Give back the whole listing exactly as shown.

> RECORDS SUPPLIED:
-- -- --
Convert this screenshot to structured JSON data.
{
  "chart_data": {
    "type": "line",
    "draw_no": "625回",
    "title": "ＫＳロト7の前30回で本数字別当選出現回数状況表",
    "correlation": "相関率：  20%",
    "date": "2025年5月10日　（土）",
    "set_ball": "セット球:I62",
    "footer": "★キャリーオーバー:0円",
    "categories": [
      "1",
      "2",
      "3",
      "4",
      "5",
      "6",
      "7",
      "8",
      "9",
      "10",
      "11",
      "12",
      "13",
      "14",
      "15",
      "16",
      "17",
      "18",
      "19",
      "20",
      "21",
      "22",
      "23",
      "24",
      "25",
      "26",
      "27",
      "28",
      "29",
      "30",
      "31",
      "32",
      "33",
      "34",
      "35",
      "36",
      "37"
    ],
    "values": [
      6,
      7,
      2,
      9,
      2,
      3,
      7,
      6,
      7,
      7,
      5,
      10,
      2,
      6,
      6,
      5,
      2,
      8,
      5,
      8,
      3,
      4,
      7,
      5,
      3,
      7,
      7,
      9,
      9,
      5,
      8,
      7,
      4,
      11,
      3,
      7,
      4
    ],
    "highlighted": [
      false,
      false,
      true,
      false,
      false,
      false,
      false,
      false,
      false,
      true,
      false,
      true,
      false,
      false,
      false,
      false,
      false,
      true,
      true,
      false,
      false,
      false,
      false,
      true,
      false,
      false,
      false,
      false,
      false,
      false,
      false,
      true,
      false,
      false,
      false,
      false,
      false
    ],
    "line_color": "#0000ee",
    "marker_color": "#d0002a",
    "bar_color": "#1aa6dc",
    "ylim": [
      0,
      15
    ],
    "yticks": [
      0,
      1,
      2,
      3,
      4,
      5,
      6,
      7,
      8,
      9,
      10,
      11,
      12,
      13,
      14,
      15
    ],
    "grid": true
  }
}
-- -- --
> ANSWER TO THIS EXERCISE:
Convert this screenshot to structured JSON data.
{
  "chart_data": {
    "type": "line",
    "draw_no": "625回",
    "title": "ＫＳロト7の前30回で本数字別当選出現回数状況表",
    "correlation": "相関率：  20%",
    "date": "2025年5月10日　（土）",
    "set_ball": "セット球:I62",
    "footer": "★キャリーオーバー:0円",
    "categories": [
      "1",
      "2",
      "3",
      "4",
      "5",
      "6",
      "7",
      "8",
      "9",
      "10",
      "11",
      "12",
      "13",
      "14",
      "15",
      "16",
      "17",
      "18",
      "19",
      "20",
      "21",
      "22",
      "23",
      "24",
      "25",
      "26",
      "27",
      "28",
      "29",
      "30",
      "31",
      "32",
      "33",
      "34",
      "35",
      "36",
      "37"
    ],
    "values": [
      6,
      7,
      2,
      9,
      2,
      3,
      7,
      6,
      7,
      7,
      5,
      10,
      2,
      6,
      6,
      5,
      2,
      8,
      5,
      8,
      3,
      4,
      7,
      5,
      3,
      7,
      7,
      9,
      9,
      5,
      8,
      7,
      4,
      11,
      3,
      7,
      4
    ],
    "highlighted": [
      false,
      false,
      true,
      false,
      false,
      false,
      false,
      false,
      false,
      true,
      false,
      true,
      false,
      false,
      false,
      false,
      false,
      true,
      true,
      false,
      false,
      false,
      false,
      true,
      false,
      false,
      false,
      false,
      false,
      false,
      false,
      true,
      false,
      false,
      false,
      false,
      false
    ],
    "line_color": "#0000ee",
    "marker_color": "#d0002a",
    "bar_color": "#1aa6dc",
    "ylim": [
      0,
      15
    ],
    "yticks": [
      0,
      1,
      2,
      3,
      4,
      5,
      6,
      7,
      8,
      9,
      10,
      11,
      12,
      13,
      14,
      15
    ],
    "grid": true
  }
}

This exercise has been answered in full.